### 提示文
########################################
09/03/26, 29
■ pH 5.7の普通ブイヨン (その2)
【質問】
 ●●県の食品衛生関係の検査センターで細菌検査をしている■■と申します。先日, 培地のpHについてご回答いただき有難うございました[http://www.jarmam.gr.jp/situmon3/ph5.html]。今回は, セレウス菌の検査においていくつか質問があるので教えていただきたいと思います。

(1) pH 5.7での発育能試験において, “厳密に”普通ブイヨンをpH 5.7にする必要があるのか, それとも, pH試験紙を使用して“大体で”合わせてしまっても良いのか。

(2) 指針には「生化学的性状試験の6項目のうち50℃での発育能とグルコースからのガスと酸の産生能を除いた4項目の試験が陽性であれば, B. cereusと判断することが出来る」とあるが、6項目すべて検査をする必要があるのか。

(3) 嫌気性寒天培地上での発育能について, 嫌気性寒天培地ではなく, 例えばNGKG培地または普通寒天培地等に塗抹し, 嫌気培養を行うという方法ではいけないのか。

以上の点について、回答をお願いいたします。
########################################
### 記載一覧
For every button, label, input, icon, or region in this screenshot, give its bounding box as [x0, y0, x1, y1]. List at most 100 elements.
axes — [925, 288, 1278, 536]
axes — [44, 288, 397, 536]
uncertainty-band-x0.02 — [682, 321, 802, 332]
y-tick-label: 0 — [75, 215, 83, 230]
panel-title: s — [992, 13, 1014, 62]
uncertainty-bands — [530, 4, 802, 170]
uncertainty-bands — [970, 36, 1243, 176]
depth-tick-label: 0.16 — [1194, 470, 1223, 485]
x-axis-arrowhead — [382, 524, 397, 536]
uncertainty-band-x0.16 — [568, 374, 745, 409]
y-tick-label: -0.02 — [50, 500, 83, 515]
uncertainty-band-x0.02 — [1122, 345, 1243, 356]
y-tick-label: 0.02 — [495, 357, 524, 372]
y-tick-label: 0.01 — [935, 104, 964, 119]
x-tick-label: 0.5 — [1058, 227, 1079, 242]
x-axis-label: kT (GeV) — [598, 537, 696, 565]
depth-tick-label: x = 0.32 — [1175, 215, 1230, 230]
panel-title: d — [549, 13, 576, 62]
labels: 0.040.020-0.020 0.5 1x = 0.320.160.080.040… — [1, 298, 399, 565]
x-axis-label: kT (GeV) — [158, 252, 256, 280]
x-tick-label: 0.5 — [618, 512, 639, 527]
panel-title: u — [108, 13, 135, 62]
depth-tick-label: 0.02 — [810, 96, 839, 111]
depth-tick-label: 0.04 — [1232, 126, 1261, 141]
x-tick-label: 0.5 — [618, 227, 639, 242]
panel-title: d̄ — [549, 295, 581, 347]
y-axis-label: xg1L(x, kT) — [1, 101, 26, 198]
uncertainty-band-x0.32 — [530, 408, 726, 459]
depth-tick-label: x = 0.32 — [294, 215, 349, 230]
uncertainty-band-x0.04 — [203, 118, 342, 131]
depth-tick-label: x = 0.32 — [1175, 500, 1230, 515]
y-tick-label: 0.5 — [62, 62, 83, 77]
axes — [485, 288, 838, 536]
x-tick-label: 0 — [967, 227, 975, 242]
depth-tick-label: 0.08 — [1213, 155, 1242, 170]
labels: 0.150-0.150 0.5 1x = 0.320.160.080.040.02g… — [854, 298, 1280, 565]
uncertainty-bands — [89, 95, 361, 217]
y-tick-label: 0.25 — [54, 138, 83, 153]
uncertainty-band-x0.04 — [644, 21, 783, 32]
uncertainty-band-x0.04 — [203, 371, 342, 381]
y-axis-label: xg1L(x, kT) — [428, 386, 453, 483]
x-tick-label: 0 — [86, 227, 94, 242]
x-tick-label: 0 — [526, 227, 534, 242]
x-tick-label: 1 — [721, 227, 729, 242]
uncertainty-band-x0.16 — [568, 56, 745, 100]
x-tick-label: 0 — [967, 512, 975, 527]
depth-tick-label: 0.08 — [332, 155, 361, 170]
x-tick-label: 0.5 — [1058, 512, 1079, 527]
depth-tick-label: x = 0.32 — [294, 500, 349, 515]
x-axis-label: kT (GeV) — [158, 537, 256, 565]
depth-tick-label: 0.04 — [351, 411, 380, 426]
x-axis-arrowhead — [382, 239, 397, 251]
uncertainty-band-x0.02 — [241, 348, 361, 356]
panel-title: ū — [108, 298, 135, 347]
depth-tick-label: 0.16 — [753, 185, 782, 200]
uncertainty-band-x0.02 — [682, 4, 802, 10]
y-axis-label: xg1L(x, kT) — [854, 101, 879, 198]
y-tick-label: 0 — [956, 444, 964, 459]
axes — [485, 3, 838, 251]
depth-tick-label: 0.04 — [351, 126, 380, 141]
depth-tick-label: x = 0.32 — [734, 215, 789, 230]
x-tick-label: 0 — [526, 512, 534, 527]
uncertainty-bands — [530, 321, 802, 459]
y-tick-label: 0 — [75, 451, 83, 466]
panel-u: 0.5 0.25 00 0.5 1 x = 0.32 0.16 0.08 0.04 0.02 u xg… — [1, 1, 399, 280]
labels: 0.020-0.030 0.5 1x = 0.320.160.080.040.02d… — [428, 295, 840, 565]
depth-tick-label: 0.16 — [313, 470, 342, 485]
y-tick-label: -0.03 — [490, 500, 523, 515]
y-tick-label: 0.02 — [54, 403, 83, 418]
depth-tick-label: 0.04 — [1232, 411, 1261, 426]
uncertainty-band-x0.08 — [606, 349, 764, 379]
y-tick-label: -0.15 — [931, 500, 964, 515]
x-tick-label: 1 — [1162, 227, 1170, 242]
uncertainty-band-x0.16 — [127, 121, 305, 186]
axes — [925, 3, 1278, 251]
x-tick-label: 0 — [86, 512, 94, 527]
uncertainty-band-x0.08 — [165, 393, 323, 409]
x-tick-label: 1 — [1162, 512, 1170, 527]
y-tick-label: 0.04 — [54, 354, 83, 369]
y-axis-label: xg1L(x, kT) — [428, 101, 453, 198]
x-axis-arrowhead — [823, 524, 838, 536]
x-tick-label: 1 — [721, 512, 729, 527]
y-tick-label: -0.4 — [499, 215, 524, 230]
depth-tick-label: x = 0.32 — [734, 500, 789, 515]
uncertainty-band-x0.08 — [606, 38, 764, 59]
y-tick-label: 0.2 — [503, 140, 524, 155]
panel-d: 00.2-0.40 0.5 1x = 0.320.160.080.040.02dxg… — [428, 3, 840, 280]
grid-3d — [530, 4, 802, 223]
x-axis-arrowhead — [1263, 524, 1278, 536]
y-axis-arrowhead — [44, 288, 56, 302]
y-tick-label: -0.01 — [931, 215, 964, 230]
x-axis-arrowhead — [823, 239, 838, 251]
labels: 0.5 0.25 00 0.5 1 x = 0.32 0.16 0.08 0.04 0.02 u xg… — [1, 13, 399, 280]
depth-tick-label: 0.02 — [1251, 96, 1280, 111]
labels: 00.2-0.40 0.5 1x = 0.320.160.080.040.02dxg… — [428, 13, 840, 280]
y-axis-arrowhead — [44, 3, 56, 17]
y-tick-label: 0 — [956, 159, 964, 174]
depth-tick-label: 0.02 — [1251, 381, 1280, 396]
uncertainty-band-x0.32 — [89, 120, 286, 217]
########################################
### 作業内容
pH 5.7の普通ブイヨンに関する提示文を、最後の文の後から書き継いでください。 一覧は提示文とは別個の資料です。

### 作業結果
【回答】
(1) Bacillus cereusがサンプル中に存在しているか否かの定性試験なので, 厳密に検査指針に従って実行すべきです。普通に菌の増殖を目的とする場合の培地のpH条件は±0.2程度の許容範囲がありますが, 同定を目的とする場合の各pH条件下での生育試験では, 厳密に指定されたpH条件に調整しなければなりません。pHの調製には“pHメーター”の使用を勧めます。

(2)「食品衛生検査指針」のセレウスの同定に関する記述には6項目の生化学性状試験があります。セレウスの生化学的特徴はカタラーゼ反応陽性, VP試験陽性, 嫌気条件およびpH5.7で生育します。しかし, 50℃で生育せず, グルコースの酸化はアンモニウム塩および酵母エキスを添加した培地では陽性を示しますが, ガスは産生しません。指針に「生化学的性状試験の6項目のうち50℃での発育能とグルコースからのガスと酸の産生能を除いた4項目の試験が陽性であれば, B. cereusと判断することが出来る」の意味は6項目の内, 4項目は陽性, 残りの2項目は陰性と言う意味ではないでしょうか。従って, 6項目すべてを実施する必要があります。

(3) 嫌気性寒天培地には還元剤としてチオグリコール酸ナトリウムおよびホルムアルデヒドスルフォキシル酸ナトリウムを含んでいるので, より嫌気環境の厳しい培地です。正確な結果を得るためには, 指針に従って実施すべきだと考えます。

(テクノスルガ・ラボ 立里 臨)


【質問者からのお礼】
 詳細なご回答, 有難うございました。「食品衛生検査指針」は, 検査方法・使用培地が明記されているようで, 実は実際に検査を行おうとすると, 初めての人間には細かな所が解らないと痛感しております。なので, すぐに質問が出来, 回答がいただけるこの場があることを, 検査に携わる者として本当に感謝しています。